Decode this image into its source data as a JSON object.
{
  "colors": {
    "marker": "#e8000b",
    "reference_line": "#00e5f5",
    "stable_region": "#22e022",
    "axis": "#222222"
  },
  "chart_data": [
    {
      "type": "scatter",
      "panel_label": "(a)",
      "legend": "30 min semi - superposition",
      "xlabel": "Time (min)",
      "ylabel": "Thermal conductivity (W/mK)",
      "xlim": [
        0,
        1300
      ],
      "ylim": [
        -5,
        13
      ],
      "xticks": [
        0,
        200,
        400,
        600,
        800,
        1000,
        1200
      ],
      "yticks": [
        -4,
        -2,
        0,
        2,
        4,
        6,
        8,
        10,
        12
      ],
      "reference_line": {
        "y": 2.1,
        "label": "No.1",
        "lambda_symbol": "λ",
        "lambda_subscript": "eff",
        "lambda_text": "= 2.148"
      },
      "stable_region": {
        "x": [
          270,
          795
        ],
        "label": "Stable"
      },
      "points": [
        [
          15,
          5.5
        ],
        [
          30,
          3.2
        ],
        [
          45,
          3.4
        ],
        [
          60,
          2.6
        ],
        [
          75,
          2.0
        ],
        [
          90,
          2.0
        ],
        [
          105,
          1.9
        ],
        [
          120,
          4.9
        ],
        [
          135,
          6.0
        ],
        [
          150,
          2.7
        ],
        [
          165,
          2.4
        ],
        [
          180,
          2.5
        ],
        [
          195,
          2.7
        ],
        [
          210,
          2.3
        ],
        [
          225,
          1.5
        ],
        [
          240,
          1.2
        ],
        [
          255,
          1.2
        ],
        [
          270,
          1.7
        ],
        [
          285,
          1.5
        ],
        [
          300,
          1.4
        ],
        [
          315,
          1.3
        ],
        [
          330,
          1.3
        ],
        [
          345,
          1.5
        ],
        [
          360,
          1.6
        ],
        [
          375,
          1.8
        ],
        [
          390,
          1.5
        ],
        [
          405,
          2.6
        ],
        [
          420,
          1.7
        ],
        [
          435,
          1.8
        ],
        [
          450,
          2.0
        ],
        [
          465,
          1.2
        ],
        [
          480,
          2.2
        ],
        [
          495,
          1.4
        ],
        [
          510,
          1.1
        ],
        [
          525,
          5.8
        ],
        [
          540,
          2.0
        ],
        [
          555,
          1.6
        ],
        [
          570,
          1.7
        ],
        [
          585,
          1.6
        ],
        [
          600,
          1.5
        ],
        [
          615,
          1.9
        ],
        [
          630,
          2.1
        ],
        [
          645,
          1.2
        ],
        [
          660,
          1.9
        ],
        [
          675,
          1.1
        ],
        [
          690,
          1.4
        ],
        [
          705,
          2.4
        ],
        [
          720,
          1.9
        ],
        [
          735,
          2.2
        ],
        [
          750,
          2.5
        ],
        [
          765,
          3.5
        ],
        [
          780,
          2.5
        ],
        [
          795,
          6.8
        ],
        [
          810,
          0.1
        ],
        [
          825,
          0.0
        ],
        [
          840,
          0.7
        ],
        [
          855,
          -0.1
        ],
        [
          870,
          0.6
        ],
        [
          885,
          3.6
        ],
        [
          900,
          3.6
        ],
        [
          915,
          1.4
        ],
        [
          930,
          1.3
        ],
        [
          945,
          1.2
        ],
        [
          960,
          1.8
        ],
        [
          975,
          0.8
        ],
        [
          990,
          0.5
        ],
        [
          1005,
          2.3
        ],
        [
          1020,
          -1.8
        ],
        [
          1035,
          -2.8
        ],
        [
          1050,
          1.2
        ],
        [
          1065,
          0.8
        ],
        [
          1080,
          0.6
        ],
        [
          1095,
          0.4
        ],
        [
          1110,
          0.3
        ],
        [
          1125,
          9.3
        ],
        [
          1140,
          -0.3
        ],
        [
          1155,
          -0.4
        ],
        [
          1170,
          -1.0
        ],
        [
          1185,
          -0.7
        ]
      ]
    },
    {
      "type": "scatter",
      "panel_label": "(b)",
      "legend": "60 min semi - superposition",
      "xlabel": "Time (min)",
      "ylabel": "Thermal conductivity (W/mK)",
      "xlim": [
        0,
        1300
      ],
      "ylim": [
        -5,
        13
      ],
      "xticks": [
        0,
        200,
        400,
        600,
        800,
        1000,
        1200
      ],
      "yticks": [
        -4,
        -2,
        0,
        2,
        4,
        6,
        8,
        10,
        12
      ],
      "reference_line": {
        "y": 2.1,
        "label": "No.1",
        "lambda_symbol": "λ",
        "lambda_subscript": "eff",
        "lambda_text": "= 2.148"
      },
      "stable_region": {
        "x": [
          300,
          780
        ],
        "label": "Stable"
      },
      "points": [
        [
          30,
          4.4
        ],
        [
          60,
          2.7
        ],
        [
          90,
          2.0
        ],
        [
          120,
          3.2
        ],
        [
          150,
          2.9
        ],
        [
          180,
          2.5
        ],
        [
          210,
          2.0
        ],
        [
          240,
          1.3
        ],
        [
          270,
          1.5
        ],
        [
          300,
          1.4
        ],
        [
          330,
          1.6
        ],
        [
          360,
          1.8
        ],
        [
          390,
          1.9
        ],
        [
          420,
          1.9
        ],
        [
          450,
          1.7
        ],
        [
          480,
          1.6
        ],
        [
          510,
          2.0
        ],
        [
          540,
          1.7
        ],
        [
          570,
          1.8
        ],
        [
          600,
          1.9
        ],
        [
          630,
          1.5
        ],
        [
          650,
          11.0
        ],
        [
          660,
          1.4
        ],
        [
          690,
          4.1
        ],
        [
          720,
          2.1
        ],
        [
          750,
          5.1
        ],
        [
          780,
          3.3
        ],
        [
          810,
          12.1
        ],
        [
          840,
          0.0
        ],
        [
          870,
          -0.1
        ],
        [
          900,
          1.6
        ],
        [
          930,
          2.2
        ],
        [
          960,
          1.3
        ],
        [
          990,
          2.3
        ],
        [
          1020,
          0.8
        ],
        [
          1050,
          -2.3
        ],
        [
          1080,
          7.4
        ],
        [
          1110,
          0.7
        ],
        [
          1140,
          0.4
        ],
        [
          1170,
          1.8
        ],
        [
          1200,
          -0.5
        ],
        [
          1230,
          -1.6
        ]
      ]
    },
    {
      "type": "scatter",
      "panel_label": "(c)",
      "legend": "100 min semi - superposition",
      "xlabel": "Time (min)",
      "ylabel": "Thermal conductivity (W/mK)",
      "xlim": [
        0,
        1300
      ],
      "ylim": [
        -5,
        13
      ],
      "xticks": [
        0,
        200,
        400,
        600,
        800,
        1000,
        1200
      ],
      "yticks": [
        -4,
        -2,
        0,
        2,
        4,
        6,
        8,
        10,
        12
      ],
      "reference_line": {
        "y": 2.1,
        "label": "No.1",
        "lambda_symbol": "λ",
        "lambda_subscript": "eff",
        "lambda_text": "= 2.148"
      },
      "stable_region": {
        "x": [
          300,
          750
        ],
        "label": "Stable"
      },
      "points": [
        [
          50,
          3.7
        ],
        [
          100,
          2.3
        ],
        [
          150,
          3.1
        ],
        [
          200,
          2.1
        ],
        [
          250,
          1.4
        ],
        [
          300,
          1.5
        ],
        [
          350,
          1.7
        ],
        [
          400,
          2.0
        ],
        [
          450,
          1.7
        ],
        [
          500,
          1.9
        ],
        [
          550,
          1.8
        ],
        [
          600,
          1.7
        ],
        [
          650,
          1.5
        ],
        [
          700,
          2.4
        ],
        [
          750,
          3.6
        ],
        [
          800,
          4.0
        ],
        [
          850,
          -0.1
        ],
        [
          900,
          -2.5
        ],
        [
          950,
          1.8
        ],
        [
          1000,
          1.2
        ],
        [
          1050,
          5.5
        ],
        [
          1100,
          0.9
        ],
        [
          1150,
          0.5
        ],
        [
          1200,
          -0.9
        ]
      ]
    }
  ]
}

> [What to do] Write out the whole listing again. Match it word for word.

> [Full solution]
Decode this image into its source data as a JSON object.
{
  "colors": {
    "marker": "#e8000b",
    "reference_line": "#00e5f5",
    "stable_region": "#22e022",
    "axis": "#222222"
  },
  "chart_data": [
    {
      "type": "scatter",
      "panel_label": "(a)",
      "legend": "30 min semi - superposition",
      "xlabel": "Time (min)",
      "ylabel": "Thermal conductivity (W/mK)",
      "xlim": [
        0,
        1300
      ],
      "ylim": [
        -5,
        13
      ],
      "xticks": [
        0,
        200,
        400,
        600,
        800,
        1000,
        1200
      ],
      "yticks": [
        -4,
        -2,
        0,
        2,
        4,
        6,
        8,
        10,
        12
      ],
      "reference_line": {
        "y": 2.1,
        "label": "No.1",
        "lambda_symbol": "λ",
        "lambda_subscript": "eff",
        "lambda_text": "= 2.148"
      },
      "stable_region": {
        "x": [
          270,
          795
        ],
        "label": "Stable"
      },
      "points": [
        [
          15,
          5.5
        ],
        [
          30,
          3.2
        ],
        [
          45,
          3.4
        ],
        [
          60,
          2.6
        ],
        [
          75,
          2.0
        ],
        [
          90,
          2.0
        ],
        [
          105,
          1.9
        ],
        [
          120,
          4.9
        ],
        [
          135,
          6.0
        ],
        [
          150,
          2.7
        ],
        [
          165,
          2.4
        ],
        [
          180,
          2.5
        ],
        [
          195,
          2.7
        ],
        [
          210,
          2.3
        ],
        [
          225,
          1.5
        ],
        [
          240,
          1.2
        ],
        [
          255,
          1.2
        ],
        [
          270,
          1.7
        ],
        [
          285,
          1.5
        ],
        [
          300,
          1.4
        ],
        [
          315,
          1.3
        ],
        [
          330,
          1.3
        ],
        [
          345,
          1.5
        ],
        [
          360,
          1.6
        ],
        [
          375,
          1.8
        ],
        [
          390,
          1.5
        ],
        [
          405,
          2.6
        ],
        [
          420,
          1.7
        ],
        [
          435,
          1.8
        ],
        [
          450,
          2.0
        ],
        [
          465,
          1.2
        ],
        [
          480,
          2.2
        ],
        [
          495,
          1.4
        ],
        [
          510,
          1.1
        ],
        [
          525,
          5.8
        ],
        [
          540,
          2.0
        ],
        [
          555,
          1.6
        ],
        [
          570,
          1.7
        ],
        [
          585,
          1.6
        ],
        [
          600,
          1.5
        ],
        [
          615,
          1.9
        ],
        [
          630,
          2.1
        ],
        [
          645,
          1.2
        ],
        [
          660,
          1.9
        ],
        [
          675,
          1.1
        ],
        [
          690,
          1.4
        ],
        [
          705,
          2.4
        ],
        [
          720,
          1.9
        ],
        [
          735,
          2.2
        ],
        [
          750,
          2.5
        ],
        [
          765,
          3.5
        ],
        [
          780,
          2.5
        ],
        [
          795,
          6.8
        ],
        [
          810,
          0.1
        ],
        [
          825,
          0.0
        ],
        [
          840,
          0.7
        ],
        [
          855,
          -0.1
        ],
        [
          870,
          0.6
        ],
        [
          885,
          3.6
        ],
        [
          900,
          3.6
        ],
        [
          915,
          1.4
        ],
        [
          930,
          1.3
        ],
        [
          945,
          1.2
        ],
        [
          960,
          1.8
        ],
        [
          975,
          0.8
        ],
        [
          990,
          0.5
        ],
        [
          1005,
          2.3
        ],
        [
          1020,
          -1.8
        ],
        [
          1035,
          -2.8
        ],
        [
          1050,
          1.2
        ],
        [
          1065,
          0.8
        ],
        [
          1080,
          0.6
        ],
        [
          1095,
          0.4
        ],
        [
          1110,
          0.3
        ],
        [
          1125,
          9.3
        ],
        [
          1140,
          -0.3
        ],
        [
          1155,
          -0.4
        ],
        [
          1170,
          -1.0
        ],
        [
          1185,
          -0.7
        ]
      ]
    },
    {
      "type": "scatter",
      "panel_label": "(b)",
      "legend": "60 min semi - superposition",
      "xlabel": "Time (min)",
      "ylabel": "Thermal conductivity (W/mK)",
      "xlim": [
        0,
        1300
      ],
      "ylim": [
        -5,
        13
      ],
      "xticks": [
        0,
        200,
        400,
        600,
        800,
        1000,
        1200
      ],
      "yticks": [
        -4,
        -2,
        0,
        2,
        4,
        6,
        8,
        10,
        12
      ],
      "reference_line": {
        "y": 2.1,
        "label": "No.1",
        "lambda_symbol": "λ",
        "lambda_subscript": "eff",
        "lambda_text": "= 2.148"
      },
      "stable_region": {
        "x": [
          300,
          780
        ],
        "label": "Stable"
      },
      "points": [
        [
          30,
          4.4
        ],
        [
          60,
          2.7
        ],
        [
          90,
          2.0
        ],
        [
          120,
          3.2
        ],
        [
          150,
          2.9
        ],
        [
          180,
          2.5
        ],
        [
          210,
          2.0
        ],
        [
          240,
          1.3
        ],
        [
          270,
          1.5
        ],
        [
          300,
          1.4
        ],
        [
          330,
          1.6
        ],
        [
          360,
          1.8
        ],
        [
          390,
          1.9
        ],
        [
          420,
          1.9
        ],
        [
          450,
          1.7
        ],
        [
          480,
          1.6
        ],
        [
          510,
          2.0
        ],
        [
          540,
          1.7
        ],
        [
          570,
          1.8
        ],
        [
          600,
          1.9
        ],
        [
          630,
          1.5
        ],
        [
          650,
          11.0
        ],
        [
          660,
          1.4
        ],
        [
          690,
          4.1
        ],
        [
          720,
          2.1
        ],
        [
          750,
          5.1
        ],
        [
          780,
          3.3
        ],
        [
          810,
          12.1
        ],
        [
          840,
          0.0
        ],
        [
          870,
          -0.1
        ],
        [
          900,
          1.6
        ],
        [
          930,
          2.2
        ],
        [
          960,
          1.3
        ],
        [
          990,
          2.3
        ],
        [
          1020,
          0.8
        ],
        [
          1050,
          -2.3
        ],
        [
          1080,
          7.4
        ],
        [
          1110,
          0.7
        ],
        [
          1140,
          0.4
        ],
        [
          1170,
          1.8
        ],
        [
          1200,
          -0.5
        ],
        [
          1230,
          -1.6
        ]
      ]
    },
    {
      "type": "scatter",
      "panel_label": "(c)",
      "legend": "100 min semi - superposition",
      "xlabel": "Time (min)",
      "ylabel": "Thermal conductivity (W/mK)",
      "xlim": [
        0,
        1300
      ],
      "ylim": [
        -5,
        13
      ],
      "xticks": [
        0,
        200,
        400,
        600,
        800,
        1000,
        1200
      ],
      "yticks": [
        -4,
        -2,
        0,
        2,
        4,
        6,
        8,
        10,
        12
      ],
      "reference_line": {
        "y": 2.1,
        "label": "No.1",
        "lambda_symbol": "λ",
        "lambda_subscript": "eff",
        "lambda_text": "= 2.148"
      },
      "stable_region": {
        "x": [
          300,
          750
        ],
        "label": "Stable"
      },
      "points": [
        [
          50,
          3.7
        ],
        [
          100,
          2.3
        ],
        [
          150,
          3.1
        ],
        [
          200,
          2.1
        ],
        [
          250,
          1.4
        ],
        [
          300,
          1.5
        ],
        [
          350,
          1.7
        ],
        [
          400,
          2.0
        ],
        [
          450,
          1.7
        ],
        [
          500,
          1.9
        ],
        [
          550,
          1.8
        ],
        [
          600,
          1.7
        ],
        [
          650,
          1.5
        ],
        [
          700,
          2.4
        ],
        [
          750,
          3.6
        ],
        [
          800,
          4.0
        ],
        [
          850,
          -0.1
        ],
        [
          900,
          -2.5
        ],
        [
          950,
          1.8
        ],
        [
          1000,
          1.2
        ],
        [
          1050,
          5.5
        ],
        [
          1100,
          0.9
        ],
        [
          1150,
          0.5
        ],
        [
          1200,
          -0.9
        ]
      ]
    }
  ]
}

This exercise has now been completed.